··· Records ···

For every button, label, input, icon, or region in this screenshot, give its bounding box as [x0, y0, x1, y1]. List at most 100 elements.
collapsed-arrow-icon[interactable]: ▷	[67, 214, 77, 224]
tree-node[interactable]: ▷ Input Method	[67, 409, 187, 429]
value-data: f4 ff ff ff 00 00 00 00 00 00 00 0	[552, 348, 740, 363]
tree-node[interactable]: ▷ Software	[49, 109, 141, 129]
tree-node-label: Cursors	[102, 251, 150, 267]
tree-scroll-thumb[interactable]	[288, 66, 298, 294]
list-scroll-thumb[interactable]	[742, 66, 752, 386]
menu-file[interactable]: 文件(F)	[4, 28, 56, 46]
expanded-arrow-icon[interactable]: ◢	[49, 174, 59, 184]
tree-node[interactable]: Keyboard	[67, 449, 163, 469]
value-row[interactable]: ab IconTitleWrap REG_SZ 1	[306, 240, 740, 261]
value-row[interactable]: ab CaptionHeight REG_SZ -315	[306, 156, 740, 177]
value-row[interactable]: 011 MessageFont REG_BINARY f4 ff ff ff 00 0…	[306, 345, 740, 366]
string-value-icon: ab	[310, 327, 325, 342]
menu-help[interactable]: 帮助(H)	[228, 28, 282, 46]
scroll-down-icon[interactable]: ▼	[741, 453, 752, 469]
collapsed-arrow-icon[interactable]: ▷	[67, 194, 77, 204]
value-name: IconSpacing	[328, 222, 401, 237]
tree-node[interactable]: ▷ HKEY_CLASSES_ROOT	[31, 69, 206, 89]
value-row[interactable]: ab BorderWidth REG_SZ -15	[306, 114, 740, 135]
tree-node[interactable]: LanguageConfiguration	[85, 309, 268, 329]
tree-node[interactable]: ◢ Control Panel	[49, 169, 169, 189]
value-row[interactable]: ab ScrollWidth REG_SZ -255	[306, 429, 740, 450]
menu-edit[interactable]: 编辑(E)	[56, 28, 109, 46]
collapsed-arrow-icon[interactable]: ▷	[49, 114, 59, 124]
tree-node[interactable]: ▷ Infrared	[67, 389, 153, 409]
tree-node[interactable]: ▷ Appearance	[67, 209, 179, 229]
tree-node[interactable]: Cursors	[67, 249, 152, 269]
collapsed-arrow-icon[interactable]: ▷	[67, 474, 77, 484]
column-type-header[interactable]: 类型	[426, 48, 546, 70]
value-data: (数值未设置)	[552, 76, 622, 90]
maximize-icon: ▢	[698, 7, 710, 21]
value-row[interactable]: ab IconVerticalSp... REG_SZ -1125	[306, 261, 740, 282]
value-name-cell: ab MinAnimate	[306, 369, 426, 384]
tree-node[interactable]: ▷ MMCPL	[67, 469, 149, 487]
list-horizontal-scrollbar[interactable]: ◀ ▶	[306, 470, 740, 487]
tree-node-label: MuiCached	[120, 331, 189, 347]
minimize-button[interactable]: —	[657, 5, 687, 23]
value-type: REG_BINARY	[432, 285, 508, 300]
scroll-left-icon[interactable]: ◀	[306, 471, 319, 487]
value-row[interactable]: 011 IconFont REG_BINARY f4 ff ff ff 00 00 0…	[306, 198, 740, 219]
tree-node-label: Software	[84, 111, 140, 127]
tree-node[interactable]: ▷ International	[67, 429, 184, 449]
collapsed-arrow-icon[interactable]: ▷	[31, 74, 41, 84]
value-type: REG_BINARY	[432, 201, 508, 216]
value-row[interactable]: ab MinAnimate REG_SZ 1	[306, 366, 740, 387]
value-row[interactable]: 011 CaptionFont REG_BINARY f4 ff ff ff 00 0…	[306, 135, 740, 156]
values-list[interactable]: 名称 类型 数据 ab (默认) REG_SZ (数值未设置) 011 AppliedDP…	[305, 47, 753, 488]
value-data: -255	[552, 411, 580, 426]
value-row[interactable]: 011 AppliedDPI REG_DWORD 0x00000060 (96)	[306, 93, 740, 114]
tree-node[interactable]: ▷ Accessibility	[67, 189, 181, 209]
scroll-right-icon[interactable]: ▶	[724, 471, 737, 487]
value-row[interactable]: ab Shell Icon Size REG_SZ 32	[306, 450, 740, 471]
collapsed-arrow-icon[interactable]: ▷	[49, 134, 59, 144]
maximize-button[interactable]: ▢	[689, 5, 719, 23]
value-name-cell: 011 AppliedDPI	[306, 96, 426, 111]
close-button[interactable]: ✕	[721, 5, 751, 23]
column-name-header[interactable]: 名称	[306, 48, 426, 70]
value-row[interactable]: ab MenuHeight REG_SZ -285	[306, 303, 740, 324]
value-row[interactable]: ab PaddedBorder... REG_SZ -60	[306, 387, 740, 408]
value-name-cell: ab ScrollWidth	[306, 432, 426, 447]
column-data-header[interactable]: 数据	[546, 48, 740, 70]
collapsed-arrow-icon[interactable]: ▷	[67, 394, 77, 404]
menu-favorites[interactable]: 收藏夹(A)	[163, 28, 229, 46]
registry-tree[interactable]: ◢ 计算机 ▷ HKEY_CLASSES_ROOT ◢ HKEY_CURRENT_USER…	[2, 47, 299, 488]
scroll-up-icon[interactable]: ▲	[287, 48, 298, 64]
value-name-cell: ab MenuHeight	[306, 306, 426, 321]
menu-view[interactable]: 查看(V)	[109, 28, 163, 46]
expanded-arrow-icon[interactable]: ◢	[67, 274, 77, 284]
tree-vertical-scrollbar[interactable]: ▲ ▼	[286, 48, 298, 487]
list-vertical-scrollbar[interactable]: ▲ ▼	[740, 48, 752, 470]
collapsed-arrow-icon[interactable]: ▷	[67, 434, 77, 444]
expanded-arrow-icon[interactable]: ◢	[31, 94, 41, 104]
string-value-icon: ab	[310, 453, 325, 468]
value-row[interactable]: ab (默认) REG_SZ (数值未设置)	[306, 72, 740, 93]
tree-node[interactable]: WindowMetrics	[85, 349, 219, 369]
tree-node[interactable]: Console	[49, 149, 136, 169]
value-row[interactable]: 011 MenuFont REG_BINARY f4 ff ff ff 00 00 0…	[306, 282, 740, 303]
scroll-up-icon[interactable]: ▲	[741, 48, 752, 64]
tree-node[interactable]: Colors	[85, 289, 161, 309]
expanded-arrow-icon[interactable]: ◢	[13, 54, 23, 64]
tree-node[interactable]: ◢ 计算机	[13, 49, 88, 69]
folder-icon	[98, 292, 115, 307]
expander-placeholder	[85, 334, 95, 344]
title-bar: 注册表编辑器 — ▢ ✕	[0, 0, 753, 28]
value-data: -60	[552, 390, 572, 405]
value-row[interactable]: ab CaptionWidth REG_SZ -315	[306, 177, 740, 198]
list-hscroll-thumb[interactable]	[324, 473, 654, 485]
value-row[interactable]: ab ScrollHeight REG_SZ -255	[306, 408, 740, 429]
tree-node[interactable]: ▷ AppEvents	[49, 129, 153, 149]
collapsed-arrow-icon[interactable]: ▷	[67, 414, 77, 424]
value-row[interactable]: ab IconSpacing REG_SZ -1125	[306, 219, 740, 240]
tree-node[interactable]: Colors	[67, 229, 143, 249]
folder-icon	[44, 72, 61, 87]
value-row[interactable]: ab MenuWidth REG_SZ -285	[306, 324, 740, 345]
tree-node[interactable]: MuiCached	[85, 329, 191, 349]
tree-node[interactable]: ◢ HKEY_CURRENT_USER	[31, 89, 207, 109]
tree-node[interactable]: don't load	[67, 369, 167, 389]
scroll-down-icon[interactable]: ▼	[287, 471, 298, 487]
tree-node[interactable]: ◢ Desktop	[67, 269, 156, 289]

···

__Stated problem__:
Extract the stretch of rows from the start of the rows through the row containing "109, 141, 129]", and reproduce those rows character for character.

__Final result__:
For every button, label, input, icon, or region in this screenshot, give its bounding box as [x0, y0, x1, y1]. List at most 100 elements.
collapsed-arrow-icon[interactable]: ▷	[67, 214, 77, 224]
tree-node[interactable]: ▷ Input Method	[67, 409, 187, 429]
value-data: f4 ff ff ff 00 00 00 00 00 00 00 0	[552, 348, 740, 363]
tree-node[interactable]: ▷ Software	[49, 109, 141, 129]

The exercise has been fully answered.